[Records from a collection]
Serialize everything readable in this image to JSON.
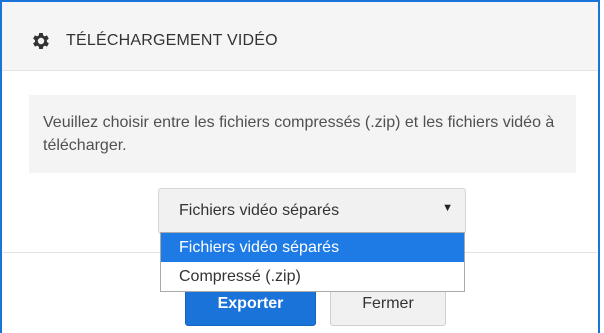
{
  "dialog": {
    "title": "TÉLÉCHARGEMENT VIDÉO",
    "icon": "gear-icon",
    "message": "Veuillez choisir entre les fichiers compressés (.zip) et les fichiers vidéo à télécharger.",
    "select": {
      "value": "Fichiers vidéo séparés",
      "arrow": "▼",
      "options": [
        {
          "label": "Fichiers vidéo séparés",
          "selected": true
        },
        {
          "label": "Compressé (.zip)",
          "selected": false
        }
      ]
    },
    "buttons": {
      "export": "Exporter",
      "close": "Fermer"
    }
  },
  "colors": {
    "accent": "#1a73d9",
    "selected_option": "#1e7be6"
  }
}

==

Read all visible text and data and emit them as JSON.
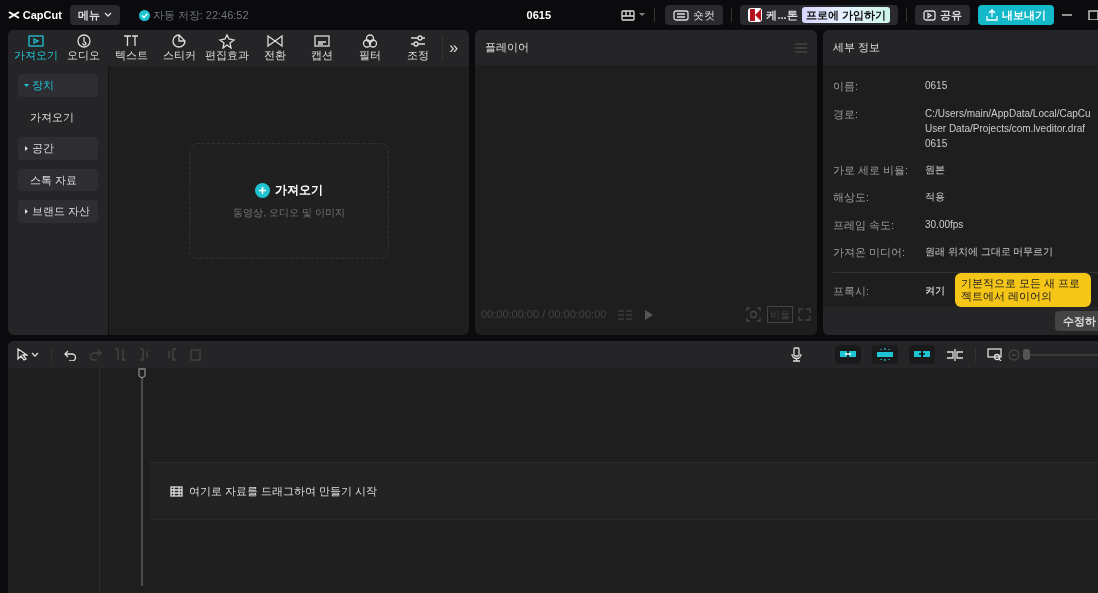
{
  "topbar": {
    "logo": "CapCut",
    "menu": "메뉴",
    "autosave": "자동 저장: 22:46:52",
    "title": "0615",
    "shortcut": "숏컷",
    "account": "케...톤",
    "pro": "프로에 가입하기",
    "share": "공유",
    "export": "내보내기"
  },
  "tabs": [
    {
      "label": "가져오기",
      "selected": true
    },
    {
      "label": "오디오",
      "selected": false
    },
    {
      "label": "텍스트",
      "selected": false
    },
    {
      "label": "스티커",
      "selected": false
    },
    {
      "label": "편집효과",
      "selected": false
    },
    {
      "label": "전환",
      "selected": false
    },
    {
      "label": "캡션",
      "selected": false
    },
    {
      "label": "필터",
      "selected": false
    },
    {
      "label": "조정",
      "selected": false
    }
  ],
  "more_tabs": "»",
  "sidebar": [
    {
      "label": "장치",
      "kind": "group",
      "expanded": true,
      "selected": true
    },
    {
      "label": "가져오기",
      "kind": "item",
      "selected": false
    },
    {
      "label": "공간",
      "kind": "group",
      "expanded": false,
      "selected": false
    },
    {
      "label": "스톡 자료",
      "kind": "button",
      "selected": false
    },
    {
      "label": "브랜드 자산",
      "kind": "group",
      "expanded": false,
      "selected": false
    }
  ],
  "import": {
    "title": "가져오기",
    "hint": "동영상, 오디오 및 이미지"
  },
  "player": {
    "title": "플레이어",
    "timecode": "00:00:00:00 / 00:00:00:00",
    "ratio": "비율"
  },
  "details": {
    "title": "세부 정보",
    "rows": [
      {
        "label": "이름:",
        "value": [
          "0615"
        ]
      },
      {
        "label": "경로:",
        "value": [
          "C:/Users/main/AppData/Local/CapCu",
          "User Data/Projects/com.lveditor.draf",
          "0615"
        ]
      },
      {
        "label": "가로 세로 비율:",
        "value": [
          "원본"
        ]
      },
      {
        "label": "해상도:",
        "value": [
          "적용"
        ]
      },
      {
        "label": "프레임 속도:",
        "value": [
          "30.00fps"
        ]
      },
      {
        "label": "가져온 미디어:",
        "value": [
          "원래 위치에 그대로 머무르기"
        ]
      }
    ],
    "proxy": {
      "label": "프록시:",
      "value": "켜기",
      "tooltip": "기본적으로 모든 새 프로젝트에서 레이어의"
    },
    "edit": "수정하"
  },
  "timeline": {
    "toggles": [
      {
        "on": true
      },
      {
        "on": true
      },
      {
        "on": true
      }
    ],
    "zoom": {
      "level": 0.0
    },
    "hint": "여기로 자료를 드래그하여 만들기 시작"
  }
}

* * *

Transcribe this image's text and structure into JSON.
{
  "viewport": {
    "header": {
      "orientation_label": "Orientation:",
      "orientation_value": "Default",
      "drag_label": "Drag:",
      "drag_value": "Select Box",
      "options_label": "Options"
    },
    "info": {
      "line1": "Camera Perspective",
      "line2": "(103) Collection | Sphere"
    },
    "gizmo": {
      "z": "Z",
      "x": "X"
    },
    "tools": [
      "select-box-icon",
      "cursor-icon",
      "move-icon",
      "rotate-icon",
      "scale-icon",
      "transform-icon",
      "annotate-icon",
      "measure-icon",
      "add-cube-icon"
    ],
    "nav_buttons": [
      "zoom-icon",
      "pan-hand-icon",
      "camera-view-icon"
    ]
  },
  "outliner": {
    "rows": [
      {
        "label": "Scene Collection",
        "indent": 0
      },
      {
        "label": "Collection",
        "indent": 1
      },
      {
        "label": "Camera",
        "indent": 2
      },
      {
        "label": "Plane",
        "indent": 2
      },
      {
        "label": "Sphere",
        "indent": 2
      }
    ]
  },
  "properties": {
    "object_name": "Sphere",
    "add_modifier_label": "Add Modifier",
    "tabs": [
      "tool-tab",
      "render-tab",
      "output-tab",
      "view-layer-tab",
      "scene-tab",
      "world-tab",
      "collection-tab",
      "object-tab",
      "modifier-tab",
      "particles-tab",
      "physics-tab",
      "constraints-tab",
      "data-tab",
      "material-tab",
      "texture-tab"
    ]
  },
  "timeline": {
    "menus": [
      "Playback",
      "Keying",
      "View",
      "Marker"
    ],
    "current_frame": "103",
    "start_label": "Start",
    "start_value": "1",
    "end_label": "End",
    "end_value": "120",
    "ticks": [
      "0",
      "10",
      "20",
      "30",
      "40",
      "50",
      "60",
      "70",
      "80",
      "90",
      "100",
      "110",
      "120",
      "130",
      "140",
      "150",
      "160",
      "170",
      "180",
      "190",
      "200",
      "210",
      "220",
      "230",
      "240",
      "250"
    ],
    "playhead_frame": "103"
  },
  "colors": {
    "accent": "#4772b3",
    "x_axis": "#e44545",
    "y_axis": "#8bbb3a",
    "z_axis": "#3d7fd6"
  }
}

Task statement: Pick out every line above that holds the word "hint" and copy it.

Exercise response:
    "hint": "동영상, 오디오 및 이미지"
    "hint": "여기로 자료를 드래그하여 만들기 시작"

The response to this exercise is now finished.